SHORT TASK. Pull out every line with the word "myeloma".

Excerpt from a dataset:
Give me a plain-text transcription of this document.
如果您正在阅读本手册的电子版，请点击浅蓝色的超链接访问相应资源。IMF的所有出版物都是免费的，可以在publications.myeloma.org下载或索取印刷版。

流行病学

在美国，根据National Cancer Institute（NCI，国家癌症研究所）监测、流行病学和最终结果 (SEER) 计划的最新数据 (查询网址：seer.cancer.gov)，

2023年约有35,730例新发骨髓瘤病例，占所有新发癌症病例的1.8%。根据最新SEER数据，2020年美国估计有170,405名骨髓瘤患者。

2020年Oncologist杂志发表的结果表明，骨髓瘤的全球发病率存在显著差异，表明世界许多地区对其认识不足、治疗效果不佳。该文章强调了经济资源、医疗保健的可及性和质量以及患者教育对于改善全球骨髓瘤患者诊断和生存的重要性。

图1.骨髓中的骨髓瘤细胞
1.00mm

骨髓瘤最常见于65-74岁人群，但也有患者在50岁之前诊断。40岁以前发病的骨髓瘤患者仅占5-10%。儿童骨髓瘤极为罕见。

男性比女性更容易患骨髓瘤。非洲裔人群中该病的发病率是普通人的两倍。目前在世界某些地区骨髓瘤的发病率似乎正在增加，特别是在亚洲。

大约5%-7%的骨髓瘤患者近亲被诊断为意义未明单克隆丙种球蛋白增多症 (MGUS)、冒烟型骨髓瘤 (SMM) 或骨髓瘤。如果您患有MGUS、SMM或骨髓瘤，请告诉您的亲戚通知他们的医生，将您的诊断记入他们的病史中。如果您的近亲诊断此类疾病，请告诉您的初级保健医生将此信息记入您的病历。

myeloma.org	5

CORRECT RESULT.
如果您正在阅读本手册的电子版，请点击浅蓝色的超链接访问相应资源。IMF的所有出版物都是免费的，可以在publications.myeloma.org下载或索取印刷版。
myeloma.org	5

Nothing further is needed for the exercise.